*Exercise requirements*
Among the lines below, list those containing the string "motion".

*Data listing*
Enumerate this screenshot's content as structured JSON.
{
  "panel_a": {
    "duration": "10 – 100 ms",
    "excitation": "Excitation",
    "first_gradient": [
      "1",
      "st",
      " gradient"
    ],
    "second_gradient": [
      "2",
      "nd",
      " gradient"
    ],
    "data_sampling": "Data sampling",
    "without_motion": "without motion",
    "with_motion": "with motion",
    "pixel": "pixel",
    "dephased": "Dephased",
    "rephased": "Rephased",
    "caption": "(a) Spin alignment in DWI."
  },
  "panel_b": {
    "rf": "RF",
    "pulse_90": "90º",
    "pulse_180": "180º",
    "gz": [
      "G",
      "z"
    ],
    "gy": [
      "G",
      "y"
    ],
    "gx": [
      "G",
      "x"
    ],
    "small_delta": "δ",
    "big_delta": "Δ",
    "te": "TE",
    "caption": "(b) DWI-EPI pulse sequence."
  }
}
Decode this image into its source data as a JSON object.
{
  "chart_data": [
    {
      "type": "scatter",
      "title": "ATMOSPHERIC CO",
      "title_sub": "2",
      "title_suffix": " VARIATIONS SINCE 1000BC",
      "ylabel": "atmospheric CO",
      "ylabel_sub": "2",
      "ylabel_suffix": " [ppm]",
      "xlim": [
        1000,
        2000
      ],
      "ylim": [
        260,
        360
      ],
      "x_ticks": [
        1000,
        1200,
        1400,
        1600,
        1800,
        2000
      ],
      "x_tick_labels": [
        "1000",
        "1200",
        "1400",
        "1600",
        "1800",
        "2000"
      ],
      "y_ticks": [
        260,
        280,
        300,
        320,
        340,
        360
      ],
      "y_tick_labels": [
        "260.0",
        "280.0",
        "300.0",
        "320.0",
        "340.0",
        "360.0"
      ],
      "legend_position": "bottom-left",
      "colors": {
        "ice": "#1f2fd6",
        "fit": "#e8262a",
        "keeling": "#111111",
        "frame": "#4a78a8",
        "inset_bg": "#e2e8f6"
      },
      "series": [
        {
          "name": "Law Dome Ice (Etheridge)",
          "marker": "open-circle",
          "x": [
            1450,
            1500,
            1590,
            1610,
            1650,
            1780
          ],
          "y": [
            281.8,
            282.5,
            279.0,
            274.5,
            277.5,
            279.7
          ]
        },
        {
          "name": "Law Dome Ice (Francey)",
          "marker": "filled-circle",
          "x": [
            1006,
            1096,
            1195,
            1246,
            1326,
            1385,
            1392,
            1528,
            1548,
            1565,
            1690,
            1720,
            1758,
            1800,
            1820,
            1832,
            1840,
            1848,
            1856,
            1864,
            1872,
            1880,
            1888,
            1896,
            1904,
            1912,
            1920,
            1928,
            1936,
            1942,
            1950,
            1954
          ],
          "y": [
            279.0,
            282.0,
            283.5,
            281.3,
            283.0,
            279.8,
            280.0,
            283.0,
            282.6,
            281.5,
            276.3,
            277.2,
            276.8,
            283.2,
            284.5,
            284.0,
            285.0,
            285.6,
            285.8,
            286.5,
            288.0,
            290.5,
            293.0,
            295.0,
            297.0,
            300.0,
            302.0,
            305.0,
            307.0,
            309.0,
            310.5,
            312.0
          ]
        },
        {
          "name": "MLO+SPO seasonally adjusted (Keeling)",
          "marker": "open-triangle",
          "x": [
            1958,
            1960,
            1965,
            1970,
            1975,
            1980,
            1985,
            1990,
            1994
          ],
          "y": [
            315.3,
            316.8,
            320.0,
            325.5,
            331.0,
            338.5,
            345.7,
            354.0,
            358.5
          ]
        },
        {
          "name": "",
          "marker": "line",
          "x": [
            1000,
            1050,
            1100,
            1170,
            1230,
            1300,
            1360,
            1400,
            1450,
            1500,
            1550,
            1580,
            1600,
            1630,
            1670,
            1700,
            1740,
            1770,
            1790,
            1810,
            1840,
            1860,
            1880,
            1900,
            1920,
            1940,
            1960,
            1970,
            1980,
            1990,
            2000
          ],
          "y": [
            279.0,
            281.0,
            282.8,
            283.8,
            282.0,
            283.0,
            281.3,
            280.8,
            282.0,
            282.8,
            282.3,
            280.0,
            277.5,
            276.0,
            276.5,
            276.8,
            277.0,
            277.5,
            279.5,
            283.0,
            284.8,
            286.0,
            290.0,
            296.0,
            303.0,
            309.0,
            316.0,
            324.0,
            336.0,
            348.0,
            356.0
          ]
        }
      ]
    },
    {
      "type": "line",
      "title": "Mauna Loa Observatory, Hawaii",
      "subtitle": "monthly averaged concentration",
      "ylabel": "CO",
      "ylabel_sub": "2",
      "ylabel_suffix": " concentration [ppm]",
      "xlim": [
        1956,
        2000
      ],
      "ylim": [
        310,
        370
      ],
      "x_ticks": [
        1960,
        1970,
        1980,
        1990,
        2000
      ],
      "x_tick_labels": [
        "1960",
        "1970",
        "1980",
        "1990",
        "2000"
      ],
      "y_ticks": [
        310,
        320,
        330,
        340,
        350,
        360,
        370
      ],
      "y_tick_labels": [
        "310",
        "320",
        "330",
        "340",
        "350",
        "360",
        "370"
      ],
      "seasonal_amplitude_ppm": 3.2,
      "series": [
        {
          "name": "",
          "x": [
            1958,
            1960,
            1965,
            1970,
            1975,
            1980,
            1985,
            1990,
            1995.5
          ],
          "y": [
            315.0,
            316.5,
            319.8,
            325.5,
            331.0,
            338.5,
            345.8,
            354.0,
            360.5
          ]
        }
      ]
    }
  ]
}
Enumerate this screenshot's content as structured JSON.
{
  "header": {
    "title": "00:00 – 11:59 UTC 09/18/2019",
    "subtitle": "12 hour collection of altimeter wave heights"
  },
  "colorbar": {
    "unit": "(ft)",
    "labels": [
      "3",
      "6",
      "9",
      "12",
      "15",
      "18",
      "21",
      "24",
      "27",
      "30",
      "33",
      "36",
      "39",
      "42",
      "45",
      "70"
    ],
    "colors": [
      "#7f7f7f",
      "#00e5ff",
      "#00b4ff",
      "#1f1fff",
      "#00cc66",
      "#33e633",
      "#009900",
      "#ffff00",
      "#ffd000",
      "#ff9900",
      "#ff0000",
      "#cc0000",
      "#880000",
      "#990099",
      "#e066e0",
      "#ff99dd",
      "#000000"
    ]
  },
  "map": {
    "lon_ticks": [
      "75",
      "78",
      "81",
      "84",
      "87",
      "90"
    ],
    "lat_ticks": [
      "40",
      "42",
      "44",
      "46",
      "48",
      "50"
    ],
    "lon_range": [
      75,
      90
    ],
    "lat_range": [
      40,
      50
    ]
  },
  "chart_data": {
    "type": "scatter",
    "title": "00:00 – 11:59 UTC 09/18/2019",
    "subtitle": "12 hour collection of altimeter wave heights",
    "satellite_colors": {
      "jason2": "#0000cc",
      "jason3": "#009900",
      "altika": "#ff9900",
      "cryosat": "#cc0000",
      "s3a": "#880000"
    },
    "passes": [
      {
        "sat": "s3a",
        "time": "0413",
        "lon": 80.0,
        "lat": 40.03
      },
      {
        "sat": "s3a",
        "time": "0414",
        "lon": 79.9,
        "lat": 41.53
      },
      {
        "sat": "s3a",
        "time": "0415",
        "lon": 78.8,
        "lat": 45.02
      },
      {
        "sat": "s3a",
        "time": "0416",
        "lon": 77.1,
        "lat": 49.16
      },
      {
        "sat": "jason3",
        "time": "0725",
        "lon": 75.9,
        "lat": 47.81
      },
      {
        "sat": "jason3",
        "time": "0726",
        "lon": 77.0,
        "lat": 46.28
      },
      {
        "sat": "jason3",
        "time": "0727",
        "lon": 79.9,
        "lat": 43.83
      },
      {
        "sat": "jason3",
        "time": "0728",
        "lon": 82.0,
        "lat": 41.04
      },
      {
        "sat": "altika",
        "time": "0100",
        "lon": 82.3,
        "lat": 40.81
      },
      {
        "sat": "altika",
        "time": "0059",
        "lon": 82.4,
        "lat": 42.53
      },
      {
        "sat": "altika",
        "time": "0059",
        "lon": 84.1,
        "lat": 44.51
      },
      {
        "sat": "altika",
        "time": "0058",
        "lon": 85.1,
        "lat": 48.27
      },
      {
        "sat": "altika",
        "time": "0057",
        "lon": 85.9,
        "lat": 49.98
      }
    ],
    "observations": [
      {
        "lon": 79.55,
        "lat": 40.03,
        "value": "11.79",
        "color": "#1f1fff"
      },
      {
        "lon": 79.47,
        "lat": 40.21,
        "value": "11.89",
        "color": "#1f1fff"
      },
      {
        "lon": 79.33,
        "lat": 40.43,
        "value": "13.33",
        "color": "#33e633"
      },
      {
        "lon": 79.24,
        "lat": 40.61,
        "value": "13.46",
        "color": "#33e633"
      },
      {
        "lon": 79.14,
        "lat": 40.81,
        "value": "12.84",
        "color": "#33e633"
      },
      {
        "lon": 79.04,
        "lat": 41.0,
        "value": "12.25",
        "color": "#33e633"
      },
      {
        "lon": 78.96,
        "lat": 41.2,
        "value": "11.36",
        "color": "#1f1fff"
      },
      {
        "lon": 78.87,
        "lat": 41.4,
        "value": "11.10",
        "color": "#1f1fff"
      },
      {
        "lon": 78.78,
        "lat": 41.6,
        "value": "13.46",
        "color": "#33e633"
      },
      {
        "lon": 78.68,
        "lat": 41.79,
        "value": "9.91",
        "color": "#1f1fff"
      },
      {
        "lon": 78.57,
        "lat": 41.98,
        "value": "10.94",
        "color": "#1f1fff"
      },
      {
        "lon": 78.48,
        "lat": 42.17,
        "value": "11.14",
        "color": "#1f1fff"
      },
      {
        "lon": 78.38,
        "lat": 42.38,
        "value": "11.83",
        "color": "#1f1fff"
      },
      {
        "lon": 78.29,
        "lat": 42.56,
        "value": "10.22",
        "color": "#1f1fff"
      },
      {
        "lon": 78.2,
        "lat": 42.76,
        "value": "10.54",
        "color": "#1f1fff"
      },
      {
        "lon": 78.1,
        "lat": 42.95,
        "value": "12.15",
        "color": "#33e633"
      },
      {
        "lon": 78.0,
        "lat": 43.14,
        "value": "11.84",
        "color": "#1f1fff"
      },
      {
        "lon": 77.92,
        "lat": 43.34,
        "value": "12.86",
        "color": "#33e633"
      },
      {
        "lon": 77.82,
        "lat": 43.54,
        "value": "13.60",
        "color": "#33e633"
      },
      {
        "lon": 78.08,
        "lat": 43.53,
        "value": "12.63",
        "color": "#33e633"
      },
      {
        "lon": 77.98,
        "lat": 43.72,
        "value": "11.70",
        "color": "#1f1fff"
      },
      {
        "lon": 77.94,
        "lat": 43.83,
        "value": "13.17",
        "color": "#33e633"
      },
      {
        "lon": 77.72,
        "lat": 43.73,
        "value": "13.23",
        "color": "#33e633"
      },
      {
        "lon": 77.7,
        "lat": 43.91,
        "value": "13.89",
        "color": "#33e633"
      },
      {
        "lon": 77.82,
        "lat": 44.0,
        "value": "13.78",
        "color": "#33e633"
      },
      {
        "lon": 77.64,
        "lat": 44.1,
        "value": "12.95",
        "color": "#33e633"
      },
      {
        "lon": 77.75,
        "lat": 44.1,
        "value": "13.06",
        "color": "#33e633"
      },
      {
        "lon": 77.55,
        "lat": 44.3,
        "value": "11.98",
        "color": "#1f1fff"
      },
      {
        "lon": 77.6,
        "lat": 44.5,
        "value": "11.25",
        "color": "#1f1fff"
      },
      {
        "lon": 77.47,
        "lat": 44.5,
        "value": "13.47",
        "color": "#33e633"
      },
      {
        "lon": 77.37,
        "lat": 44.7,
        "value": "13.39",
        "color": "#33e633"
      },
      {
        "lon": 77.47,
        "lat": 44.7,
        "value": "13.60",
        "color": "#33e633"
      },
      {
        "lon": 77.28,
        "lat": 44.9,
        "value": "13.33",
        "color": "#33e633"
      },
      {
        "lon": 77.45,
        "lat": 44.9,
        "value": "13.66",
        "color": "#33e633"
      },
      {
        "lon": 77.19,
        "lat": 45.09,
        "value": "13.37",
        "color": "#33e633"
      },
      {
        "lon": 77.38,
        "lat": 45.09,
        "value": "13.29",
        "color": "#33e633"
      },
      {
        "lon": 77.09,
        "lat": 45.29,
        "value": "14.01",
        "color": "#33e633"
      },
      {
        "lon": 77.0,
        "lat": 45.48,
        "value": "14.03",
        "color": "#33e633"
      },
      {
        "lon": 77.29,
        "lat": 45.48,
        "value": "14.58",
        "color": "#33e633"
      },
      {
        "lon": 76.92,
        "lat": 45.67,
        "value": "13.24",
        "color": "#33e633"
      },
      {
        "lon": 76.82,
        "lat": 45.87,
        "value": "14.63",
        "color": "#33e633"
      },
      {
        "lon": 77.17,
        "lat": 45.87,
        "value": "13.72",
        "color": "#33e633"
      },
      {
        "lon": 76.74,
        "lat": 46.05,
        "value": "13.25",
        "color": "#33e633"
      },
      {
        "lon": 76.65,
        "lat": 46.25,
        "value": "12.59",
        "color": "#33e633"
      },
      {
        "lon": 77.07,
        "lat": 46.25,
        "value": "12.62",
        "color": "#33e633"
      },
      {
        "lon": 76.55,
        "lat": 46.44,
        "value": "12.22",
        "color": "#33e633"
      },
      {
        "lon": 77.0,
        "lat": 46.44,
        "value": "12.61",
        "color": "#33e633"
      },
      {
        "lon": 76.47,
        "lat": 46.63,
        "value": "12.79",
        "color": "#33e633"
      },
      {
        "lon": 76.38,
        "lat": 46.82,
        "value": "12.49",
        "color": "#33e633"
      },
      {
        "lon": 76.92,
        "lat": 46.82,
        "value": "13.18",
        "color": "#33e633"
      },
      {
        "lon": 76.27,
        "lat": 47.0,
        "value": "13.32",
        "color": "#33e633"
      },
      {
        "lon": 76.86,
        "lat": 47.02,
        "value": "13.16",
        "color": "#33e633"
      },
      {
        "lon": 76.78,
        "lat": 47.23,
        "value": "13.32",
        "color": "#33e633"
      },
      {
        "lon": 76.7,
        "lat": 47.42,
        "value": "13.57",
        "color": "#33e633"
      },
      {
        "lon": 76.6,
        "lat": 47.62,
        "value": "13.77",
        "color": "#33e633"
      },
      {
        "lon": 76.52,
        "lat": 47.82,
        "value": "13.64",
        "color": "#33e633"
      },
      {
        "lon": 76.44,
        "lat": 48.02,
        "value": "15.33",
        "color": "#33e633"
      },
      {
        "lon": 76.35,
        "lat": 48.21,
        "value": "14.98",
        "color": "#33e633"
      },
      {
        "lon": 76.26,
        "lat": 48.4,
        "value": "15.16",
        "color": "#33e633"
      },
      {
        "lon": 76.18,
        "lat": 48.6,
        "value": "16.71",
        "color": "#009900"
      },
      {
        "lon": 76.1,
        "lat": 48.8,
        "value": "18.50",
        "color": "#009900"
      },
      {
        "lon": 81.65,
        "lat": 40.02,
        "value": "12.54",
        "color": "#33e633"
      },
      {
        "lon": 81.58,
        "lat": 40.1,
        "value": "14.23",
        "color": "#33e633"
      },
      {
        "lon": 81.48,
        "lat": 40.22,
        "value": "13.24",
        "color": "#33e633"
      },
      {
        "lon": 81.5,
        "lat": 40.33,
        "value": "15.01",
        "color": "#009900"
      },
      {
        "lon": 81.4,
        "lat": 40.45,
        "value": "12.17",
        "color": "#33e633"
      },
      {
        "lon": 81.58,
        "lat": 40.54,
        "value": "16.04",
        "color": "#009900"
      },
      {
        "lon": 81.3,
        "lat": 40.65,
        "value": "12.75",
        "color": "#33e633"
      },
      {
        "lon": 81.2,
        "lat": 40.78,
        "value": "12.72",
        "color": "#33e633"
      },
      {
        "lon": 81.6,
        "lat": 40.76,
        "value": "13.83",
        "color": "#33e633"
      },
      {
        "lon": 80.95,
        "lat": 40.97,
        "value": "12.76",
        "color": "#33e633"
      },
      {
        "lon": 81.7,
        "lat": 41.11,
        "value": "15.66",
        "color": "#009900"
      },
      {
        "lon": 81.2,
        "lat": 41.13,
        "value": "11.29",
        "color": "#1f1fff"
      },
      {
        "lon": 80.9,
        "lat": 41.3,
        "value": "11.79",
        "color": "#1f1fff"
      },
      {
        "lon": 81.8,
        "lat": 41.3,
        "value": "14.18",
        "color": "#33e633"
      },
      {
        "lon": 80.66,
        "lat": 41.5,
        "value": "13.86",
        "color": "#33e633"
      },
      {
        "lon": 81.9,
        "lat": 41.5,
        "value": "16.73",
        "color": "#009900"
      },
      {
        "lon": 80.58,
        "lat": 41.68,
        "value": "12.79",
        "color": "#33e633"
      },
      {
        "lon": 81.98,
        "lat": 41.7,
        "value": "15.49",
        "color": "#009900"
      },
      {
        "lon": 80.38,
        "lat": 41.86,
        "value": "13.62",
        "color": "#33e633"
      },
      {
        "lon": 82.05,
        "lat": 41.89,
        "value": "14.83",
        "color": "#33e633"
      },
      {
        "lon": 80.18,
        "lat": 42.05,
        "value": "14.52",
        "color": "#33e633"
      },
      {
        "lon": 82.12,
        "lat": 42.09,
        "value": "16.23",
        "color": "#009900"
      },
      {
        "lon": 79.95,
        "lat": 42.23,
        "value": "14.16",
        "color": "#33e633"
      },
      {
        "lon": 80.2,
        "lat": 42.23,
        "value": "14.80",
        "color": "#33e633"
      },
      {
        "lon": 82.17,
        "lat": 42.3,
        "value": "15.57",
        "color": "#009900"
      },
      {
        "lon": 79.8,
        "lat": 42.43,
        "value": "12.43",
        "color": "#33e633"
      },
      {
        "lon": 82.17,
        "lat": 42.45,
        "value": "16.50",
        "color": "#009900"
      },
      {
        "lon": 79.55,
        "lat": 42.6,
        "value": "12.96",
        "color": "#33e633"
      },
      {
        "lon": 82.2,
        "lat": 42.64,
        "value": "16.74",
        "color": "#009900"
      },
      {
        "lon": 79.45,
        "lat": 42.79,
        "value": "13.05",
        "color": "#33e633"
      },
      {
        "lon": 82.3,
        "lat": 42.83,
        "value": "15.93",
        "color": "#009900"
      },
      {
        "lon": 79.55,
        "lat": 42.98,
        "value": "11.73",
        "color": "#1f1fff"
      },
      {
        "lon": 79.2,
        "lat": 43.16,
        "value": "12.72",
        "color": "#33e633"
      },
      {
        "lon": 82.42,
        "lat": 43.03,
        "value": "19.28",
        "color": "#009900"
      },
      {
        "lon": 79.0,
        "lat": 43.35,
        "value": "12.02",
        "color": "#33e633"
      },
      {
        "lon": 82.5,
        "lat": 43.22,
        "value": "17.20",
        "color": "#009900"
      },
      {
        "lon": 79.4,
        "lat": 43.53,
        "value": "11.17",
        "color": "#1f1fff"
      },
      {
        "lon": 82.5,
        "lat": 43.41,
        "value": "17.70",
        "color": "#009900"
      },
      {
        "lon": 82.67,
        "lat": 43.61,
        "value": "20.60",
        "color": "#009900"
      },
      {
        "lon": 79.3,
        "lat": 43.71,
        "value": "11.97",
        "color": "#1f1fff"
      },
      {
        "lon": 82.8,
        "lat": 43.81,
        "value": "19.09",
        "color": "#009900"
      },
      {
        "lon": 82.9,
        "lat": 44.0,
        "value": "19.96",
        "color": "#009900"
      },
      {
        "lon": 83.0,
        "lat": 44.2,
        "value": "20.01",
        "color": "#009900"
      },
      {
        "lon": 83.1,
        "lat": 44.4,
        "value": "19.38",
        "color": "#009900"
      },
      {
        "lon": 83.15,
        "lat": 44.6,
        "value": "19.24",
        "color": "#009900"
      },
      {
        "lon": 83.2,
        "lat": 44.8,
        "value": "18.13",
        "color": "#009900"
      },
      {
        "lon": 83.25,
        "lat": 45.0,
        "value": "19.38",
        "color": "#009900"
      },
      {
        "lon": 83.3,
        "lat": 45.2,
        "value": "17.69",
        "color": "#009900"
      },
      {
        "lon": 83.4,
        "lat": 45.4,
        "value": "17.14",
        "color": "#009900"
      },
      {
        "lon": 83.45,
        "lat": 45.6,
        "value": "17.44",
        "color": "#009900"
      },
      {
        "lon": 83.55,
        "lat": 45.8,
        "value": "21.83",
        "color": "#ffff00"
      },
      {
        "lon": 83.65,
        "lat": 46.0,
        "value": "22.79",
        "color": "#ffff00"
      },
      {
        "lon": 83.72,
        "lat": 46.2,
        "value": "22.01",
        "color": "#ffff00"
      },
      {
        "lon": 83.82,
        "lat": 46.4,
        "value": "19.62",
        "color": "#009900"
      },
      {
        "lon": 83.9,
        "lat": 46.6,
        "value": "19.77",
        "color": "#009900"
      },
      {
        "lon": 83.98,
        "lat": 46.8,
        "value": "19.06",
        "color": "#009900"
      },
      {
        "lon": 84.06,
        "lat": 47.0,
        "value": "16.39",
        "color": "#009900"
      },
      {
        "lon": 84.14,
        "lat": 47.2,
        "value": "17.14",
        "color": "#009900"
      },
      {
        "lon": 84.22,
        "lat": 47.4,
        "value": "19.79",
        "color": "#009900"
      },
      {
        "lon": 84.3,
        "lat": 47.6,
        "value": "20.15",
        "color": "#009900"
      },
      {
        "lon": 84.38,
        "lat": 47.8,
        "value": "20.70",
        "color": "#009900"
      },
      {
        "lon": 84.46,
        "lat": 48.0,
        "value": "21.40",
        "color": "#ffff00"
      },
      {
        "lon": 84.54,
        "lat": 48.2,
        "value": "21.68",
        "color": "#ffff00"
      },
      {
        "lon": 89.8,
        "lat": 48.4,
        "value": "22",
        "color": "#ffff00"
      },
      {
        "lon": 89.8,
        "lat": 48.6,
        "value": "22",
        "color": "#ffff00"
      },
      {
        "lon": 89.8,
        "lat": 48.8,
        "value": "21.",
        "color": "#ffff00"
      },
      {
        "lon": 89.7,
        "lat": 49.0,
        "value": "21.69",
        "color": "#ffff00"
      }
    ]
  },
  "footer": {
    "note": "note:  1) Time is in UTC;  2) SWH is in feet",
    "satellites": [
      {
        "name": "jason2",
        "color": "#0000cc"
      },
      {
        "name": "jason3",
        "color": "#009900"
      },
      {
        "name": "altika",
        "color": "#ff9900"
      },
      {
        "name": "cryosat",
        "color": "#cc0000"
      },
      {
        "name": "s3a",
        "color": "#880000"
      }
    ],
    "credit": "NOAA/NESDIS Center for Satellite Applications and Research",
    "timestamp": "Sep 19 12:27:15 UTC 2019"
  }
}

*The solution*
    "without_motion": "without motion",
    "with_motion": "with motion",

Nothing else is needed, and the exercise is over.